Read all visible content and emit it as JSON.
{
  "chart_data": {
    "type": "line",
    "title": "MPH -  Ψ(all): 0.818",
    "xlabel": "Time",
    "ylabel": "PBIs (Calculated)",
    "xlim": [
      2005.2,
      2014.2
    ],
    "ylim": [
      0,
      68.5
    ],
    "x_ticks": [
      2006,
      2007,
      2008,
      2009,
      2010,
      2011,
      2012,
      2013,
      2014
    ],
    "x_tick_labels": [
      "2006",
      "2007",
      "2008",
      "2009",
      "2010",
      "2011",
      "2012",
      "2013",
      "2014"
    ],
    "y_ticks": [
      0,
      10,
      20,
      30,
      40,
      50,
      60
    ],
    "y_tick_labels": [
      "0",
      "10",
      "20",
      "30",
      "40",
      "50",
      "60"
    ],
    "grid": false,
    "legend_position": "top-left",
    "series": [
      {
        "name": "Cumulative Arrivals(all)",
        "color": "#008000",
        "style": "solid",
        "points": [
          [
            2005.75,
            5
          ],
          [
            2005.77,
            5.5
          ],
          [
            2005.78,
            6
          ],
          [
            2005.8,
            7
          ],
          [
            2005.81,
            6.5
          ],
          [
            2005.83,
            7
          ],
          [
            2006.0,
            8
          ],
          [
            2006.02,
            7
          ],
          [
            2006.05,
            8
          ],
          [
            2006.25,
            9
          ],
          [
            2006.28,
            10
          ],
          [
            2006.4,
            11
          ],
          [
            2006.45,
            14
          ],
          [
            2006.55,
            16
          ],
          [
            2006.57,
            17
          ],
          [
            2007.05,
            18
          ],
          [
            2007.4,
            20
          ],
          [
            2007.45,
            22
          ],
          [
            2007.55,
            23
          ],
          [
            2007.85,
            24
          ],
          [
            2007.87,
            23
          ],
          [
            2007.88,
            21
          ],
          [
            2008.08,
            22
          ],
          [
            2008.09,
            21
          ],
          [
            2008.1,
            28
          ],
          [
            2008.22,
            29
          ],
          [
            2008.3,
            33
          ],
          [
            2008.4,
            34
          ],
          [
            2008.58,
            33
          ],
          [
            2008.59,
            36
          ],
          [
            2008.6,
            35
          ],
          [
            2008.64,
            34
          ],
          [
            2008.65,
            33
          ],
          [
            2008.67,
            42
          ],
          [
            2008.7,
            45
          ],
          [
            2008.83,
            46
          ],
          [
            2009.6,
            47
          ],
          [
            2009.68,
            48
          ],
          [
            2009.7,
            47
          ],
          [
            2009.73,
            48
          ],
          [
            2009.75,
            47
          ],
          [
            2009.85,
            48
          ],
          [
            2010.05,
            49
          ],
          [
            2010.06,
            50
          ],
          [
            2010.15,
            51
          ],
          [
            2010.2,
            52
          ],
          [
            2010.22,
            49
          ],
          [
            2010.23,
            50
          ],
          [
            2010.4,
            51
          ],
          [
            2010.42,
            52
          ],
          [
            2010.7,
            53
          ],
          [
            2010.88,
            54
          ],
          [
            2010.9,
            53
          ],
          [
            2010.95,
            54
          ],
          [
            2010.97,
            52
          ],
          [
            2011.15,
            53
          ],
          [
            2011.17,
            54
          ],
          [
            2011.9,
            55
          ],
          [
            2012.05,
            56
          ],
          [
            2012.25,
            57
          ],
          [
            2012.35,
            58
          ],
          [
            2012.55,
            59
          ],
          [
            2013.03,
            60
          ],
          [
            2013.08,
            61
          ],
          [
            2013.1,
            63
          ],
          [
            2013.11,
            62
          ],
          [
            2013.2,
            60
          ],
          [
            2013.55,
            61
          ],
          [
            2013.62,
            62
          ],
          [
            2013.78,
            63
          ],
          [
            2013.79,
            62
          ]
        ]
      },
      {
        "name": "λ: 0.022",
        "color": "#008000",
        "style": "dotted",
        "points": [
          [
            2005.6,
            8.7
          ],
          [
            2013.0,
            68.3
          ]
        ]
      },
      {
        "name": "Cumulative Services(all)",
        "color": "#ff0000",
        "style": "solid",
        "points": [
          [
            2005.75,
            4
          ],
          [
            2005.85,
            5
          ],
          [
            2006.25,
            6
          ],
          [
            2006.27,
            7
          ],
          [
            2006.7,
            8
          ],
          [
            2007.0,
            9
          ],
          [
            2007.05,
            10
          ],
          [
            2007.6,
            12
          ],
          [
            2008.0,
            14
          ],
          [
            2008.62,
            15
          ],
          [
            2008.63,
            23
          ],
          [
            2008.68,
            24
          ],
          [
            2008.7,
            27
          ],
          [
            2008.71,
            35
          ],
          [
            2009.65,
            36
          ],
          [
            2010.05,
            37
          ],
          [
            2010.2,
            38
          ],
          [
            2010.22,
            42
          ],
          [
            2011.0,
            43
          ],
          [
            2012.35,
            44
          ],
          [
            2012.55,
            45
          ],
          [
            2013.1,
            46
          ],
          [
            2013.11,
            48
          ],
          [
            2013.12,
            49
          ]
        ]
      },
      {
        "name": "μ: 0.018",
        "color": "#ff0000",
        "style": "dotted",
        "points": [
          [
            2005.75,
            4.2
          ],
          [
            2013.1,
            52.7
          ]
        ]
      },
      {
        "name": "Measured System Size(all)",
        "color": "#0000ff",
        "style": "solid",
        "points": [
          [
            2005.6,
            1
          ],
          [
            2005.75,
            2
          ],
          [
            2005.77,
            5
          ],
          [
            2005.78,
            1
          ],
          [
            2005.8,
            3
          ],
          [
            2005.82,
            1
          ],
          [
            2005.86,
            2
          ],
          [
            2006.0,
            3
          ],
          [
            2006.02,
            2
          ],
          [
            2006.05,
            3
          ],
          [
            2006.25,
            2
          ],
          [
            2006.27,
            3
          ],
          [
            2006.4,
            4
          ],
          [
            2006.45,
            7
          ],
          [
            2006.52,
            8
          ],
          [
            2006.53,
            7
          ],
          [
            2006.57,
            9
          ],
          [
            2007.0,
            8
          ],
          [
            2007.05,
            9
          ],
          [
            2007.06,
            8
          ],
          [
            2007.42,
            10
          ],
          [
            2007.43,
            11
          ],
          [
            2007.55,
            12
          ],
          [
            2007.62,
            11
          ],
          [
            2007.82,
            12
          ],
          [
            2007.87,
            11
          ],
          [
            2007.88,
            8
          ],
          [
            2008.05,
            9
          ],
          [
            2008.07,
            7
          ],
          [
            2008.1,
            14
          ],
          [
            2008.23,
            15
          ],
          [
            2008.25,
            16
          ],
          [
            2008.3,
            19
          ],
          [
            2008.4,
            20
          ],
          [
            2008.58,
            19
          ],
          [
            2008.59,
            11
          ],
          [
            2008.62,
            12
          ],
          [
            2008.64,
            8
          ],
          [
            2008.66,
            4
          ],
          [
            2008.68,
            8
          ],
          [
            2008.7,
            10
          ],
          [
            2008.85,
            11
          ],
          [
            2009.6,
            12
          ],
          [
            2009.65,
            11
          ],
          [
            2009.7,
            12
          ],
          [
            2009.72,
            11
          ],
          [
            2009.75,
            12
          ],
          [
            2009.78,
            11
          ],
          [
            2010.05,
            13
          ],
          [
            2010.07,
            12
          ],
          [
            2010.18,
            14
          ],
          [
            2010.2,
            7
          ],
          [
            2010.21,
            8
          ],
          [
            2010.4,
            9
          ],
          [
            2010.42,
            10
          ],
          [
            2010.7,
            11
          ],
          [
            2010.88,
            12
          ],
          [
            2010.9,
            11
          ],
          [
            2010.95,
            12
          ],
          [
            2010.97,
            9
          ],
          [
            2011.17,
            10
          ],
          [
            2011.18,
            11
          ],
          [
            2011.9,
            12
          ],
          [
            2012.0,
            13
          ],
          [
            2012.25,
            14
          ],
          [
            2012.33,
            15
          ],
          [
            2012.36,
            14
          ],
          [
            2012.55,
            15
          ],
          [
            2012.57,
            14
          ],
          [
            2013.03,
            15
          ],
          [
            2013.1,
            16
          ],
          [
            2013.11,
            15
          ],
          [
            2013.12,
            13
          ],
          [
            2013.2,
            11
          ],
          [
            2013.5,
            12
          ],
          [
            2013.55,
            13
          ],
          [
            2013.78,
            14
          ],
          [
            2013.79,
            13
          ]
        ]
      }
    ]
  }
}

PROBLEM – Wherever the string "Cumulative" appears in the entries above, list that line.

TASK ANSWER –
        "name": "Cumulative Arrivals(all)",
        "name": "Cumulative Services(all)",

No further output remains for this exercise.